Task directions:
Repeat exactly the lines from the line containing "Output the text content of this document." through the last line of the records below, inclusive, and nothing else.

Saved data entries:
--- START ---
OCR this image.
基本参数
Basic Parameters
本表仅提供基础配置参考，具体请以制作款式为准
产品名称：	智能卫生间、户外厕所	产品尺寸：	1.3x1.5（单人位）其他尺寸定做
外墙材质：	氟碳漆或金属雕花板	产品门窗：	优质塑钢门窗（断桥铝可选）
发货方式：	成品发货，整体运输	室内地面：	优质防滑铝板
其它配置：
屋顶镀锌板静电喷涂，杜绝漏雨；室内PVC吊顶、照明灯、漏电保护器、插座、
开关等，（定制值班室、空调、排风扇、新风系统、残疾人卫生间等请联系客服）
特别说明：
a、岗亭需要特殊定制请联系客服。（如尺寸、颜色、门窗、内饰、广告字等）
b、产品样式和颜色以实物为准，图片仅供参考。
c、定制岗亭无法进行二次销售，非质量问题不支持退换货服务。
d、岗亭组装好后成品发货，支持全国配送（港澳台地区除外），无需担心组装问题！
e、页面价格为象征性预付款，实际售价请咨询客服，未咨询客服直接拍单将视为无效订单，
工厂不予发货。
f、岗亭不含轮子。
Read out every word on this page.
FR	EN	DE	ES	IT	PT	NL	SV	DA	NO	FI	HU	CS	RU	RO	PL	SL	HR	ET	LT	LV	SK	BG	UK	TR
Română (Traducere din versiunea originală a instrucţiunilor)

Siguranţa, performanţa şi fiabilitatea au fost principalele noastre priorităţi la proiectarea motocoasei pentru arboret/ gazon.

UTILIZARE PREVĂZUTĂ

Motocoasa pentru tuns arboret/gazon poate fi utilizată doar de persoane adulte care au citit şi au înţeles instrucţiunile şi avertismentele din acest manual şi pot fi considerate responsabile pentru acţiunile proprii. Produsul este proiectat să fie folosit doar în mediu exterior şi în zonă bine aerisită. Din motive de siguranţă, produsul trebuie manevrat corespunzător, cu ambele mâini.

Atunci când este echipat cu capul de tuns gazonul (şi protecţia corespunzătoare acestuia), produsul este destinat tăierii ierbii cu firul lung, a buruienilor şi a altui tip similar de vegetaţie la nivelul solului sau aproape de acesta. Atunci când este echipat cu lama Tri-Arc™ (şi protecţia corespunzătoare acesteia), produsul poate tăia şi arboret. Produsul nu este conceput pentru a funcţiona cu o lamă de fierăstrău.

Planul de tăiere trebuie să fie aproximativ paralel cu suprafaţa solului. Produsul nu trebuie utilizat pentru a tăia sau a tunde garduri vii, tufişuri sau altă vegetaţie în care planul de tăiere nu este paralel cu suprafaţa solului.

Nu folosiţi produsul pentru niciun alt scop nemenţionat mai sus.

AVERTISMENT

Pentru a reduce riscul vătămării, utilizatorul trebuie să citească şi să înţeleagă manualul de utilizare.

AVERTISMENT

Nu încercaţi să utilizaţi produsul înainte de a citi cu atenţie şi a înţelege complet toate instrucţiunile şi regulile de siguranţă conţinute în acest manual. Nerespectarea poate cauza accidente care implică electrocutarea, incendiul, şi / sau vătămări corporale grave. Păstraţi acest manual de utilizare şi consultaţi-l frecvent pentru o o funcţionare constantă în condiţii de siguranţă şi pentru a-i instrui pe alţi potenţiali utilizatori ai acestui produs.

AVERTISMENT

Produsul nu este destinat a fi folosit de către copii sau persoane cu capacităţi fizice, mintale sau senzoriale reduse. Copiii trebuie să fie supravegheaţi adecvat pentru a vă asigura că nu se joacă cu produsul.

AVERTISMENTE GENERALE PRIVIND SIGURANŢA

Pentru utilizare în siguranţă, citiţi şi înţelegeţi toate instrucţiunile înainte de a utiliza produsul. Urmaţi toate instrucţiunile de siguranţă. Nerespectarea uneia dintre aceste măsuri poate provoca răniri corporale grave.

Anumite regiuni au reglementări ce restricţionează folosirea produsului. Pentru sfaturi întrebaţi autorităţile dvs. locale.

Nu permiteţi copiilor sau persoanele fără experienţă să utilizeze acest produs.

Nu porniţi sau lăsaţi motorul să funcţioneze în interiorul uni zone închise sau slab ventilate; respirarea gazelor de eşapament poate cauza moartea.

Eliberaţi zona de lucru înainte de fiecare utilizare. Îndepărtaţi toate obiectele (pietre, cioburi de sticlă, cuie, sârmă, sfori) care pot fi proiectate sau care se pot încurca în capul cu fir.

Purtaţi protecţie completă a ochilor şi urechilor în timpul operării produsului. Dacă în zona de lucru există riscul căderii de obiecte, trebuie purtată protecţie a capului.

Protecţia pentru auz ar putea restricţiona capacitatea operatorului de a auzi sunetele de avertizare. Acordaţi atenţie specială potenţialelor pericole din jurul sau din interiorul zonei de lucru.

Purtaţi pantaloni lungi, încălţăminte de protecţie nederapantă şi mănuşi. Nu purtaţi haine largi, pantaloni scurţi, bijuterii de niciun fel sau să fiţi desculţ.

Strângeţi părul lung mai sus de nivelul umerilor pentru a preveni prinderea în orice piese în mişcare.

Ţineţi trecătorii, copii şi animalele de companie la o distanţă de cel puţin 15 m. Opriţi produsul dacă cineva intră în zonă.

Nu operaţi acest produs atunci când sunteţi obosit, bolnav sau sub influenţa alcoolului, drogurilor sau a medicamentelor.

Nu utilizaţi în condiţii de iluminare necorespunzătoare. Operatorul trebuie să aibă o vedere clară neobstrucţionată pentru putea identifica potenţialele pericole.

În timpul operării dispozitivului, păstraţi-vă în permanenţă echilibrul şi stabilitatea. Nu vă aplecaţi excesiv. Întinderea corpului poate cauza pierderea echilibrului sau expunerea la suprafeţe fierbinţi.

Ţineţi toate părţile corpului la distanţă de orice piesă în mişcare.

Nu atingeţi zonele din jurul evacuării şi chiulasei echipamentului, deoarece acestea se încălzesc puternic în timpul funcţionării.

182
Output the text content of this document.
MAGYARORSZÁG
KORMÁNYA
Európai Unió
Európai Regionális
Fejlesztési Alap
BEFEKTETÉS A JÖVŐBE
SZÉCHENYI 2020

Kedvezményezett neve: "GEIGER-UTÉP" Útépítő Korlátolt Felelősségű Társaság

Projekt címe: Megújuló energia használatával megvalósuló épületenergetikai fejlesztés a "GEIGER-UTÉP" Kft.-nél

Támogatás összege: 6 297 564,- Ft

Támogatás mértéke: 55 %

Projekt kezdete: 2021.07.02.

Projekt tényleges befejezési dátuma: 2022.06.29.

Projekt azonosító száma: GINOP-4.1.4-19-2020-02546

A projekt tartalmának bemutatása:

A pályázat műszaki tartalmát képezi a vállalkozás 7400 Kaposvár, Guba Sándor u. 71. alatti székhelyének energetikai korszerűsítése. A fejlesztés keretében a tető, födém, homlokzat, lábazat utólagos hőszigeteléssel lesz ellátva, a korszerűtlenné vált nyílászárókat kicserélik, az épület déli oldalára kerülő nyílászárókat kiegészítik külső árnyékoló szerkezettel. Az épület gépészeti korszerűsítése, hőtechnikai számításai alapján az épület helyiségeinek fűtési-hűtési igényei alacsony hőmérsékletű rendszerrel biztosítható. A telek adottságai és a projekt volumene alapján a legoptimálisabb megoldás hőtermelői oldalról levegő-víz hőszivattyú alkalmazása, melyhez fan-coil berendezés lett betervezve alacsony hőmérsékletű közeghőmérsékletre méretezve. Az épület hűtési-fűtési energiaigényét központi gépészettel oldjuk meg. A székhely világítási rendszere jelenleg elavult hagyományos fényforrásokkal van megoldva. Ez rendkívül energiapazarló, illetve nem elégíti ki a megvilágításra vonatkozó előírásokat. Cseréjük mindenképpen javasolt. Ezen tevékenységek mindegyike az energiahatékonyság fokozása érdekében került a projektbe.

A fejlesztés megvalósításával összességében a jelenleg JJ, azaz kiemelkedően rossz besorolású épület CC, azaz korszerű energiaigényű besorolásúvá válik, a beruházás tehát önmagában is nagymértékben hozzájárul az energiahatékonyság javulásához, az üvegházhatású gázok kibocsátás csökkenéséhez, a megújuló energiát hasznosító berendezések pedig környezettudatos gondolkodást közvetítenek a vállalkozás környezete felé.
--- END ---
Answer to the exercise:
Output the text content of this document.
MAGYARORSZÁG
KORMÁNYA
Európai Unió
Európai Regionális
Fejlesztési Alap
BEFEKTETÉS A JÖVŐBE
SZÉCHENYI 2020

Kedvezményezett neve: "GEIGER-UTÉP" Útépítő Korlátolt Felelősségű Társaság

Projekt címe: Megújuló energia használatával megvalósuló épületenergetikai fejlesztés a "GEIGER-UTÉP" Kft.-nél

Támogatás összege: 6 297 564,- Ft

Támogatás mértéke: 55 %

Projekt kezdete: 2021.07.02.

Projekt tényleges befejezési dátuma: 2022.06.29.

Projekt azonosító száma: GINOP-4.1.4-19-2020-02546

A projekt tartalmának bemutatása:

A pályázat műszaki tartalmát képezi a vállalkozás 7400 Kaposvár, Guba Sándor u. 71. alatti székhelyének energetikai korszerűsítése. A fejlesztés keretében a tető, födém, homlokzat, lábazat utólagos hőszigeteléssel lesz ellátva, a korszerűtlenné vált nyílászárókat kicserélik, az épület déli oldalára kerülő nyílászárókat kiegészítik külső árnyékoló szerkezettel. Az épület gépészeti korszerűsítése, hőtechnikai számításai alapján az épület helyiségeinek fűtési-hűtési igényei alacsony hőmérsékletű rendszerrel biztosítható. A telek adottságai és a projekt volumene alapján a legoptimálisabb megoldás hőtermelői oldalról levegő-víz hőszivattyú alkalmazása, melyhez fan-coil berendezés lett betervezve alacsony hőmérsékletű közeghőmérsékletre méretezve. Az épület hűtési-fűtési energiaigényét központi gépészettel oldjuk meg. A székhely világítási rendszere jelenleg elavult hagyományos fényforrásokkal van megoldva. Ez rendkívül energiapazarló, illetve nem elégíti ki a megvilágításra vonatkozó előírásokat. Cseréjük mindenképpen javasolt. Ezen tevékenységek mindegyike az energiahatékonyság fokozása érdekében került a projektbe.

A fejlesztés megvalósításával összességében a jelenleg JJ, azaz kiemelkedően rossz besorolású épület CC, azaz korszerű energiaigényű besorolásúvá válik, a beruházás tehát önmagában is nagymértékben hozzájárul az energiahatékonyság javulásához, az üvegházhatású gázok kibocsátás csökkenéséhez, a megújuló energiát hasznosító berendezések pedig környezettudatos gondolkodást közvetítenek a vállalkozás környezete felé.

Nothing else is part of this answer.